━━ PAGE EXTRACT

# Tissot le locle real or fake?



## Datshitkray (Sep 27, 2012)

I purchased a le locle watch with the white face and bracelet on eBay and there's a possibility that it might be fake. First of all, the date changes on the watch not on 12 but at 2 and where it says "Swiss made" the "D" isn't all the way completed. Theres a gap in the "D" where the bottom corner should be though it's difficult to spot it. The watch came with the right box and all the booklets and also the warranty card. This watch is the first thing I ever purchased on eBay and the person who sold it to me has very good ratings. Would you return it back if you were in my position? Is there a way of telling if it's fake? I would very much appreciate any help


----------



## AsAnAtheist (Sep 22, 2011)

Can you post some pictures please?


----------



## Datshitkray (Sep 27, 2012)

Here's a pic if it helps


----------



## AsAnAtheist (Sep 22, 2011)

Can you post pictures of the caseback.

Also if you look at the bracelet's end links on the watch, the bracelet is held by 3 links. If you were to take the bracelet, and lay it flat parallel to the watch do those three links at the end stay diagonal with the tapering of the end links or do they go into the end links?

━━━━
━━ RECORDS FOR THIS EXERCISE

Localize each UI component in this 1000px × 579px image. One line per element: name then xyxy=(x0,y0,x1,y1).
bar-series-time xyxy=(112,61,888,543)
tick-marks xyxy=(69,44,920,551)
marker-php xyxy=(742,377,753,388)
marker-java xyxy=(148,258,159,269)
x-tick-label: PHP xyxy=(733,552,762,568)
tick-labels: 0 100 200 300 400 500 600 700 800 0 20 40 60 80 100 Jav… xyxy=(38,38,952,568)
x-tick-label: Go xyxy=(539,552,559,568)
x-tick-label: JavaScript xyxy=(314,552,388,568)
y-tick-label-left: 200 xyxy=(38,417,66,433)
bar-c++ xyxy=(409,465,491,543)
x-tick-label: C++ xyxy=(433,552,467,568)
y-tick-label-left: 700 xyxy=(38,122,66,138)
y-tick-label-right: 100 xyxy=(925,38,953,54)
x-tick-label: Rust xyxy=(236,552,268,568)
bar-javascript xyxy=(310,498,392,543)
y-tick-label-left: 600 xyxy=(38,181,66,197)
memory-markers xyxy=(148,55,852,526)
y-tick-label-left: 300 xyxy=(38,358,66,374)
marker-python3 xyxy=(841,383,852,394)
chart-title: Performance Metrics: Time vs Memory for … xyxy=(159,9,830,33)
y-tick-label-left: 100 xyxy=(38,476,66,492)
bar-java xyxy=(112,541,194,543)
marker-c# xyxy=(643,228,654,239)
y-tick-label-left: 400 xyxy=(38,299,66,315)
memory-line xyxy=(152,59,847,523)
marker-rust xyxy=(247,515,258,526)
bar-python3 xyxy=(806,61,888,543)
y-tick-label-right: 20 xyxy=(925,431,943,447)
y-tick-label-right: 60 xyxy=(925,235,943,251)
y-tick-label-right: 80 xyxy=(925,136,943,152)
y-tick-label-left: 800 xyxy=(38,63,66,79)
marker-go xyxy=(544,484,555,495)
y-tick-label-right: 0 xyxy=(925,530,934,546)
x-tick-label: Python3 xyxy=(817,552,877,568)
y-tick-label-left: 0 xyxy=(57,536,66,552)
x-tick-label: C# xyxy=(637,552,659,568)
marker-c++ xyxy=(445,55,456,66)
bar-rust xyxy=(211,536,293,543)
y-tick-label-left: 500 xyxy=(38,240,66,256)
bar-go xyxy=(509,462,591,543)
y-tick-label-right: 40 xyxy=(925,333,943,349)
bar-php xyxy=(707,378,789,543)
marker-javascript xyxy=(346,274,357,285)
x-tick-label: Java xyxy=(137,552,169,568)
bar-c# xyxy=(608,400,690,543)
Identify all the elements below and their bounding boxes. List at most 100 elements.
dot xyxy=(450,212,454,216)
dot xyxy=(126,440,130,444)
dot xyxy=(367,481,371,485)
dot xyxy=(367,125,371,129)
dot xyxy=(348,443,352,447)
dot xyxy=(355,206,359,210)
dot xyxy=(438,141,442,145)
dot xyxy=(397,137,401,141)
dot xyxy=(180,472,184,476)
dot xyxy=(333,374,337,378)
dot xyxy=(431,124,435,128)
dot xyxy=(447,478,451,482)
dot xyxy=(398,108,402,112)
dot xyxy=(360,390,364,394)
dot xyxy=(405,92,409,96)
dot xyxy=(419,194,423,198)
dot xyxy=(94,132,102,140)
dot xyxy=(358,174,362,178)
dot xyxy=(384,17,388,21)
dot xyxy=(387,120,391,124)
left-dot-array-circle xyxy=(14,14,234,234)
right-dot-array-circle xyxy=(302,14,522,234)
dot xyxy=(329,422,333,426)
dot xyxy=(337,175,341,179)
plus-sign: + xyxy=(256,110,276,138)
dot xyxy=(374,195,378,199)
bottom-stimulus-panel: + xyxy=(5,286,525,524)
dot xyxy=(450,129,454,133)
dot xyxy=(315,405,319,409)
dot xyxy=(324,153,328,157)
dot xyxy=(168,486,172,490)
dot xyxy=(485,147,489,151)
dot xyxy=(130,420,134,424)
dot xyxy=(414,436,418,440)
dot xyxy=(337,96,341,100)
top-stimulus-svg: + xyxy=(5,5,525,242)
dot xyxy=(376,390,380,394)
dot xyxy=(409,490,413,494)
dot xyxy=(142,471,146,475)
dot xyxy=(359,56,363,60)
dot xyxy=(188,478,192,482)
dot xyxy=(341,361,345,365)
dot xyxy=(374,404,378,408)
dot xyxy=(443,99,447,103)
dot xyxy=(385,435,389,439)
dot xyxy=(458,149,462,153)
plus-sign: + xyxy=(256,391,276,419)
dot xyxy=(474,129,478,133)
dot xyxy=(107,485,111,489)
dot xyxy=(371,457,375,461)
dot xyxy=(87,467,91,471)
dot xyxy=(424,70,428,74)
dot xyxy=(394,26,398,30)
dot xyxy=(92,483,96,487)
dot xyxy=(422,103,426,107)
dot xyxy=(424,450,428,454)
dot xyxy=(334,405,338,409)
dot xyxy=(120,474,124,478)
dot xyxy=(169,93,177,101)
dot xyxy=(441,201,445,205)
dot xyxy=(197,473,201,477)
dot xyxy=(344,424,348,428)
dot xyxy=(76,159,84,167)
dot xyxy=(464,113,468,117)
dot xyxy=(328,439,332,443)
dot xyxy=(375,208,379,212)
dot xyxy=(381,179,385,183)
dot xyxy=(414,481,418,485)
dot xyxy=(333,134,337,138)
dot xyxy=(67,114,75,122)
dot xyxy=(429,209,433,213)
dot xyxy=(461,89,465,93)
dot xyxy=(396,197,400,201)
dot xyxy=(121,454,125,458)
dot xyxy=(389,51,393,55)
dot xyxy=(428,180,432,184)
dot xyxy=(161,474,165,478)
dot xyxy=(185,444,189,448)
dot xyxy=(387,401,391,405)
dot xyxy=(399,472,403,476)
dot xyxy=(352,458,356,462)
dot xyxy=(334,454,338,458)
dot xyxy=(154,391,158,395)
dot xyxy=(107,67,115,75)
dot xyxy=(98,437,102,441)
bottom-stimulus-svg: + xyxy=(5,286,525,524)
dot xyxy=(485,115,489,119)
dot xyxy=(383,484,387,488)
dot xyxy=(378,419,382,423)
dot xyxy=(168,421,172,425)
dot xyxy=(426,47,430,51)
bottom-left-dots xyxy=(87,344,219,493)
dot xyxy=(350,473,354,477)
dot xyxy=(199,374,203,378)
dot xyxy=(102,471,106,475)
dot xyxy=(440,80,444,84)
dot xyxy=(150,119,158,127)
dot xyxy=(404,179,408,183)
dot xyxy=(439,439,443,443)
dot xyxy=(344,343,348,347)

━━━━

__REQUESTS__:
a) Say whether each statement agrees with the Tissot forum thread, answering yes or no and quoting the words that decide it: (i) The date on the watch changes at 12. (ii) The watch came with a warranty card. (iii) The buyer had bought things on eBay before this watch.
b) Retype the lines of the entries, starting at the first line of the entries and ending at the line that contains "x-tick-label: Go xyxy=(539,552,559,568)", including both of these lines.

__EXPECTED RESPONSES__:
a)
(i) No: "the date changes on the watch not on 12 but at 2"
(ii) Yes: "The watch came with the right box and all the booklets and also the warranty card."
(iii) No: "This watch is the first thing I ever purchased on eBay"

b)
Localize each UI component in this 1000px × 579px image. One line per element: name then xyxy=(x0,y0,x1,y1).
bar-series-time xyxy=(112,61,888,543)
tick-marks xyxy=(69,44,920,551)
marker-php xyxy=(742,377,753,388)
marker-java xyxy=(148,258,159,269)
x-tick-label: PHP xyxy=(733,552,762,568)
tick-labels: 0 100 200 300 400 500 600 700 800 0 20 40 60 80 100 Jav… xyxy=(38,38,952,568)
x-tick-label: Go xyxy=(539,552,559,568)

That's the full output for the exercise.